#### Data Tercatat

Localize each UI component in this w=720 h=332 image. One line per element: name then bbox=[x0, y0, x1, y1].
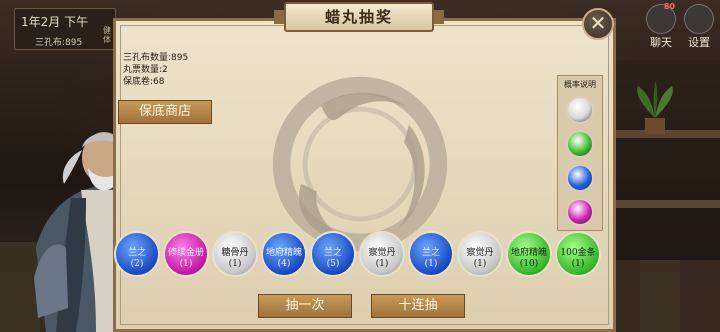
pill-name: 地府精魄 bbox=[265, 248, 302, 258]
pill-count: (1) bbox=[424, 259, 438, 269]
pill-name: 地府精魄 bbox=[510, 248, 547, 258]
pill-count: (1) bbox=[228, 259, 242, 269]
pill-count: (1) bbox=[375, 259, 389, 269]
side-status: 健 体 bbox=[103, 26, 111, 44]
pill-count: (1) bbox=[571, 259, 585, 269]
pill-count: (1) bbox=[179, 259, 193, 269]
potted-plant-icon bbox=[637, 80, 673, 134]
pill-name: 兰之 bbox=[421, 248, 440, 258]
prob-magenta-orb-icon[interactable] bbox=[566, 198, 594, 226]
date-info-box: 1年2月 下午 三孔布:895 bbox=[14, 8, 116, 50]
settings-button[interactable]: 设置 bbox=[682, 4, 716, 50]
pill-count: (10) bbox=[519, 259, 539, 269]
dialog-title-plate: 蜡丸抽奖 bbox=[274, 2, 444, 32]
pill-item[interactable]: 糖骨丹 (1) bbox=[212, 231, 258, 277]
pill-item[interactable]: 察觉丹 (1) bbox=[359, 231, 405, 277]
pill-item[interactable]: 地府精魄 (10) bbox=[506, 231, 552, 277]
pill-item[interactable]: 兰之 (2) bbox=[114, 231, 160, 277]
pill-count: (1) bbox=[473, 259, 487, 269]
prob-blue-orb-icon[interactable] bbox=[566, 164, 594, 192]
probability-title: 概率说明 bbox=[564, 80, 596, 89]
pill-item[interactable]: 地府精魄 (4) bbox=[261, 231, 307, 277]
stats-block: 三孔布数量:895 丸票数量:2 保底卷:68 bbox=[123, 52, 188, 88]
dialog-title: 蜡丸抽奖 bbox=[324, 8, 393, 26]
draw-ten-button[interactable]: 十连抽 bbox=[371, 294, 465, 318]
probability-panel: 概率说明 bbox=[557, 75, 603, 231]
pill-name: 察觉丹 bbox=[368, 248, 396, 258]
close-button[interactable]: ✕ bbox=[582, 8, 614, 40]
pill-count: (2) bbox=[130, 259, 144, 269]
prob-white-orb-icon[interactable] bbox=[566, 96, 594, 124]
pill-name: 察觉丹 bbox=[466, 248, 494, 258]
pill-name: 兰之 bbox=[323, 248, 342, 258]
chat-button[interactable]: 80 聊天 bbox=[644, 2, 678, 50]
chat-label: 聊天 bbox=[650, 36, 672, 49]
pill-item[interactable]: 察觉丹 (1) bbox=[457, 231, 503, 277]
guarantee-shop-button[interactable]: 保底商店 bbox=[118, 100, 212, 124]
date-text: 1年2月 下午 bbox=[21, 15, 89, 29]
stat-guarantee: 保底卷:68 bbox=[123, 77, 165, 87]
pill-item[interactable]: 兰之 (1) bbox=[408, 231, 454, 277]
pill-item[interactable]: 兰之 (5) bbox=[310, 231, 356, 277]
prob-green-orb-icon[interactable] bbox=[566, 130, 594, 158]
draw-once-button[interactable]: 抽一次 bbox=[258, 294, 352, 318]
pill-item[interactable]: 修续金册 (1) bbox=[163, 231, 209, 277]
stat-tickets: 丸票数量:2 bbox=[123, 65, 168, 75]
pill-count: (5) bbox=[326, 259, 340, 269]
stat-coins: 三孔布数量:895 bbox=[123, 53, 189, 63]
pill-item[interactable]: 100金条 (1) bbox=[555, 231, 601, 277]
pill-name: 糖骨丹 bbox=[221, 248, 249, 258]
side-char: 健 bbox=[103, 26, 111, 35]
gear-icon bbox=[684, 4, 714, 34]
side-char: 体 bbox=[103, 35, 111, 44]
pill-name: 兰之 bbox=[127, 248, 146, 258]
chat-badge: 80 bbox=[663, 2, 675, 11]
pill-name: 100金条 bbox=[560, 248, 596, 258]
coins-text: 三孔布:895 bbox=[35, 38, 83, 48]
settings-label: 设置 bbox=[688, 36, 710, 49]
pill-name: 修续金册 bbox=[167, 248, 204, 258]
pill-count: (4) bbox=[277, 259, 291, 269]
close-icon: ✕ bbox=[589, 11, 607, 35]
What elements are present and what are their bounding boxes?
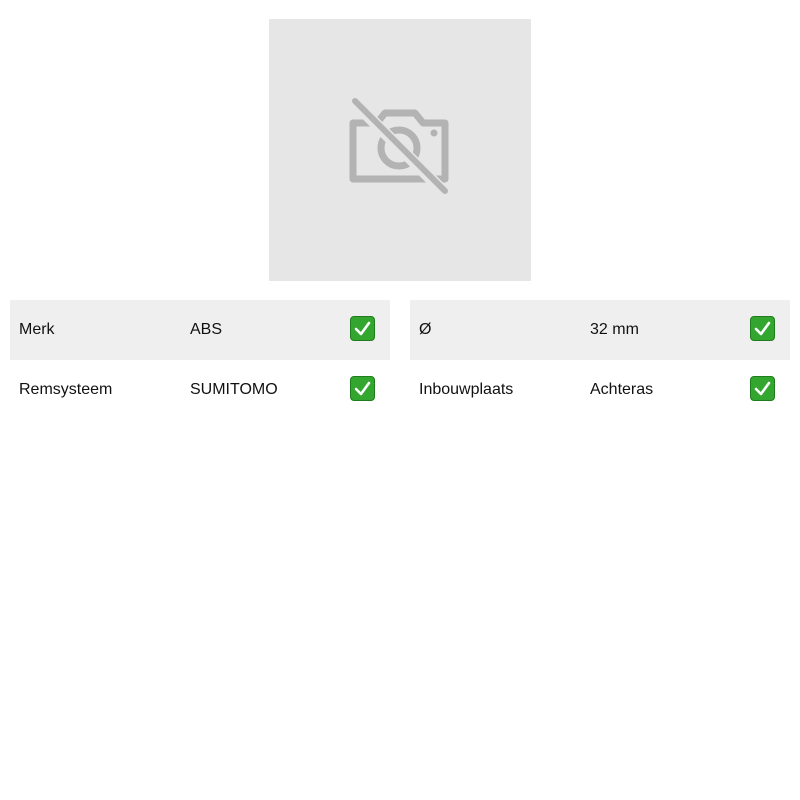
check-icon	[350, 376, 375, 401]
spec-row-remsysteem: Remsysteem SUMITOMO	[10, 360, 390, 420]
no-photo-icon	[345, 93, 455, 208]
spec-value: Achteras	[590, 381, 654, 398]
spec-label: Remsysteem	[19, 381, 113, 398]
spec-value: SUMITOMO	[190, 381, 278, 398]
spec-value: ABS	[190, 321, 223, 338]
spec-table-left: Merk ABS Remsysteem SUMITOMO	[10, 300, 390, 420]
product-image-placeholder	[269, 19, 531, 281]
spec-label: Ø	[419, 321, 432, 338]
spec-value: 32 mm	[590, 321, 639, 338]
spec-row-inbouwplaats: Inbouwplaats Achteras	[410, 360, 790, 420]
spec-row-diameter: Ø 32 mm	[410, 300, 790, 360]
spec-label: Inbouwplaats	[419, 381, 514, 398]
check-icon	[750, 316, 775, 341]
check-icon	[750, 376, 775, 401]
spec-row-merk: Merk ABS	[10, 300, 390, 360]
check-icon	[350, 316, 375, 341]
spec-label: Merk	[19, 321, 55, 338]
spec-table-right: Ø 32 mm Inbouwplaats Achteras	[410, 300, 790, 420]
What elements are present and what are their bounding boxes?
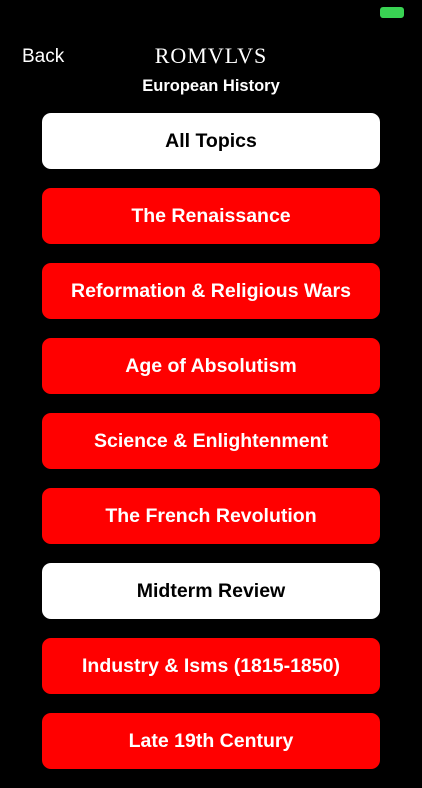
navigation-bar: Back ROMVLVS European History <box>0 40 422 100</box>
app-logo: ROMVLVS <box>154 43 268 68</box>
topic-button-midterm-review[interactable]: Midterm Review <box>42 563 380 619</box>
status-bar <box>0 0 422 28</box>
topic-button-all-topics[interactable]: All Topics <box>42 113 380 169</box>
topic-button-late-19th-century[interactable]: Late 19th Century <box>42 713 380 769</box>
topic-list: All Topics The Renaissance Reformation &… <box>42 113 380 788</box>
topic-button-enlightenment[interactable]: Science & Enlightenment <box>42 413 380 469</box>
topic-button-absolutism[interactable]: Age of Absolutism <box>42 338 380 394</box>
topic-button-renaissance[interactable]: The Renaissance <box>42 188 380 244</box>
page-title: European History <box>142 77 280 95</box>
topic-button-industry-isms[interactable]: Industry & Isms (1815-1850) <box>42 638 380 694</box>
battery-icon <box>380 7 404 18</box>
topic-button-french-revolution[interactable]: The French Revolution <box>42 488 380 544</box>
topic-button-reformation[interactable]: Reformation & Religious Wars <box>42 263 380 319</box>
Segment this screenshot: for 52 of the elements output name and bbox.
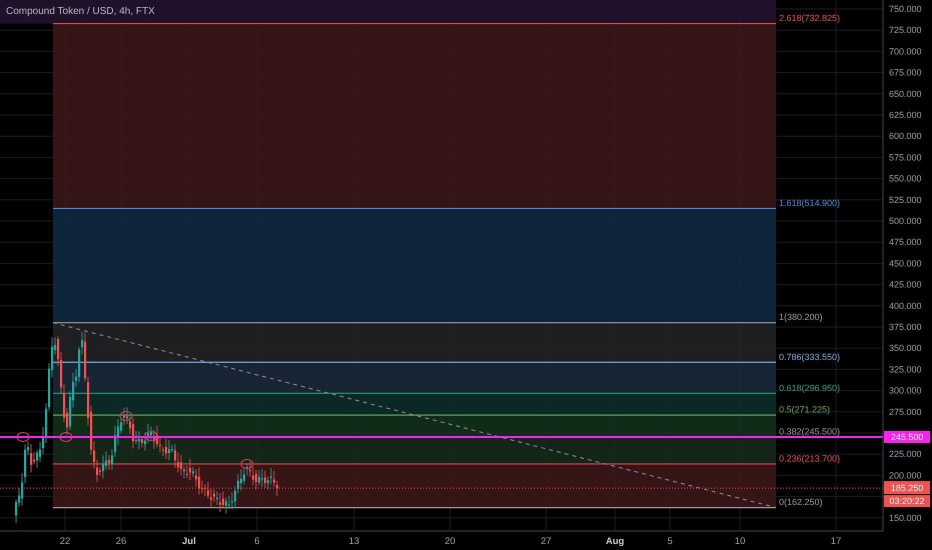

########

Tujuan Latihan:
Tolong ambil semua baris di atas apa adanya tanpa mengubah satu karakter pun. Jangan sertakan gambar dalam jawaban.

Jawaban Soal Ini:
Localize each UI component in this w=720 h=332 image. One line per element: name then bbox=[x0, y0, x1, y1].
pill-name: 地府精魄 bbox=[265, 248, 302, 258]
pill-count: (1) bbox=[424, 259, 438, 269]
pill-name: 地府精魄 bbox=[510, 248, 547, 258]
pill-count: (1) bbox=[228, 259, 242, 269]
pill-count: (1) bbox=[375, 259, 389, 269]
side-status: 健 体 bbox=[103, 26, 111, 44]
pill-count: (1) bbox=[571, 259, 585, 269]
pill-count: (1) bbox=[179, 259, 193, 269]
potted-plant-icon bbox=[637, 80, 673, 134]
pill-name: 兰之 bbox=[421, 248, 440, 258]
prob-magenta-orb-icon[interactable] bbox=[566, 198, 594, 226]
date-info-box: 1年2月 下午 三孔布:895 bbox=[14, 8, 116, 50]
settings-button[interactable]: 设置 bbox=[682, 4, 716, 50]
pill-count: (10) bbox=[519, 259, 539, 269]
dialog-title-plate: 蜡丸抽奖 bbox=[274, 2, 444, 32]
pill-item[interactable]: 糖骨丹 (1) bbox=[212, 231, 258, 277]
pill-item[interactable]: 察觉丹 (1) bbox=[359, 231, 405, 277]
pill-item[interactable]: 地府精魄 (10) bbox=[506, 231, 552, 277]
pill-item[interactable]: 兰之 (2) bbox=[114, 231, 160, 277]
pill-count: (1) bbox=[473, 259, 487, 269]
prob-blue-orb-icon[interactable] bbox=[566, 164, 594, 192]
probability-title: 概率说明 bbox=[564, 80, 596, 89]
pill-item[interactable]: 地府精魄 (4) bbox=[261, 231, 307, 277]
stats-block: 三孔布数量:895 丸票数量:2 保底卷:68 bbox=[123, 52, 188, 88]
dialog-title: 蜡丸抽奖 bbox=[324, 8, 393, 26]
draw-ten-button[interactable]: 十连抽 bbox=[371, 294, 465, 318]
probability-panel: 概率说明 bbox=[557, 75, 603, 231]
pill-name: 察觉丹 bbox=[368, 248, 396, 258]
close-button[interactable]: ✕ bbox=[582, 8, 614, 40]
pill-count: (2) bbox=[130, 259, 144, 269]
prob-white-orb-icon[interactable] bbox=[566, 96, 594, 124]
pill-name: 察觉丹 bbox=[466, 248, 494, 258]
pill-name: 兰之 bbox=[323, 248, 342, 258]
chat-button[interactable]: 80 聊天 bbox=[644, 2, 678, 50]
chat-label: 聊天 bbox=[650, 36, 672, 49]
pill-item[interactable]: 察觉丹 (1) bbox=[457, 231, 503, 277]
guarantee-shop-button[interactable]: 保底商店 bbox=[118, 100, 212, 124]
date-text: 1年2月 下午 bbox=[21, 15, 89, 29]
stat-guarantee: 保底卷:68 bbox=[123, 77, 165, 87]
pill-item[interactable]: 兰之 (1) bbox=[408, 231, 454, 277]
pill-item[interactable]: 兰之 (5) bbox=[310, 231, 356, 277]
prob-green-orb-icon[interactable] bbox=[566, 130, 594, 158]
draw-once-button[interactable]: 抽一次 bbox=[258, 294, 352, 318]
pill-item[interactable]: 修续金册 (1) bbox=[163, 231, 209, 277]
stat-tickets: 丸票数量:2 bbox=[123, 65, 168, 75]
pill-count: (5) bbox=[326, 259, 340, 269]
stat-coins: 三孔布数量:895 bbox=[123, 53, 189, 63]
pill-item[interactable]: 100金条 (1) bbox=[555, 231, 601, 277]
pill-name: 糖骨丹 bbox=[221, 248, 249, 258]
side-char: 健 bbox=[103, 26, 111, 35]
gear-icon bbox=[684, 4, 714, 34]
side-char: 体 bbox=[103, 35, 111, 44]
pill-name: 兰之 bbox=[127, 248, 146, 258]
chat-badge: 80 bbox=[663, 2, 675, 11]
pill-name: 100金条 bbox=[560, 248, 596, 258]
coins-text: 三孔布:895 bbox=[35, 38, 83, 48]
settings-label: 设置 bbox=[688, 36, 710, 49]
pill-name: 修续金册 bbox=[167, 248, 204, 258]
pill-count: (4) bbox=[277, 259, 291, 269]
close-icon: ✕ bbox=[589, 11, 607, 35]
What elements are present and what are their bounding boxes?
check-icon	[350, 376, 375, 401]
spec-row-remsysteem: Remsysteem SUMITOMO	[10, 360, 390, 420]
no-photo-icon	[345, 93, 455, 208]
spec-value: Achteras	[590, 381, 654, 398]
spec-label: Remsysteem	[19, 381, 113, 398]
spec-value: SUMITOMO	[190, 381, 278, 398]
spec-value: ABS	[190, 321, 223, 338]
spec-table-left: Merk ABS Remsysteem SUMITOMO	[10, 300, 390, 420]
product-image-placeholder	[269, 19, 531, 281]
spec-label: Ø	[419, 321, 432, 338]
spec-value: 32 mm	[590, 321, 639, 338]
spec-row-inbouwplaats: Inbouwplaats Achteras	[410, 360, 790, 420]
spec-row-diameter: Ø 32 mm	[410, 300, 790, 360]
spec-label: Inbouwplaats	[419, 381, 514, 398]
check-icon	[750, 316, 775, 341]
check-icon	[750, 376, 775, 401]
spec-row-merk: Merk ABS	[10, 300, 390, 360]
check-icon	[350, 316, 375, 341]
spec-label: Merk	[19, 321, 55, 338]
spec-table-right: Ø 32 mm Inbouwplaats Achteras	[410, 300, 790, 420]
What elements are present and what are their bounding boxes?
navigation-bar: Back ROMVLVS European History <box>0 40 422 100</box>
app-logo: ROMVLVS <box>154 43 268 68</box>
topic-button-midterm-review[interactable]: Midterm Review <box>42 563 380 619</box>
status-bar <box>0 0 422 28</box>
topic-button-all-topics[interactable]: All Topics <box>42 113 380 169</box>
topic-button-late-19th-century[interactable]: Late 19th Century <box>42 713 380 769</box>
topic-list: All Topics The Renaissance Reformation &… <box>42 113 380 788</box>
topic-button-enlightenment[interactable]: Science & Enlightenment <box>42 413 380 469</box>
topic-button-absolutism[interactable]: Age of Absolutism <box>42 338 380 394</box>
topic-button-renaissance[interactable]: The Renaissance <box>42 188 380 244</box>
page-title: European History <box>142 77 280 95</box>
topic-button-industry-isms[interactable]: Industry & Isms (1815-1850) <box>42 638 380 694</box>
battery-icon <box>380 7 404 18</box>
topic-button-french-revolution[interactable]: The French Revolution <box>42 488 380 544</box>
topic-button-reformation[interactable]: Reformation & Religious Wars <box>42 263 380 319</box>
Segment this screenshot: for 52 of the elements output name and bbox.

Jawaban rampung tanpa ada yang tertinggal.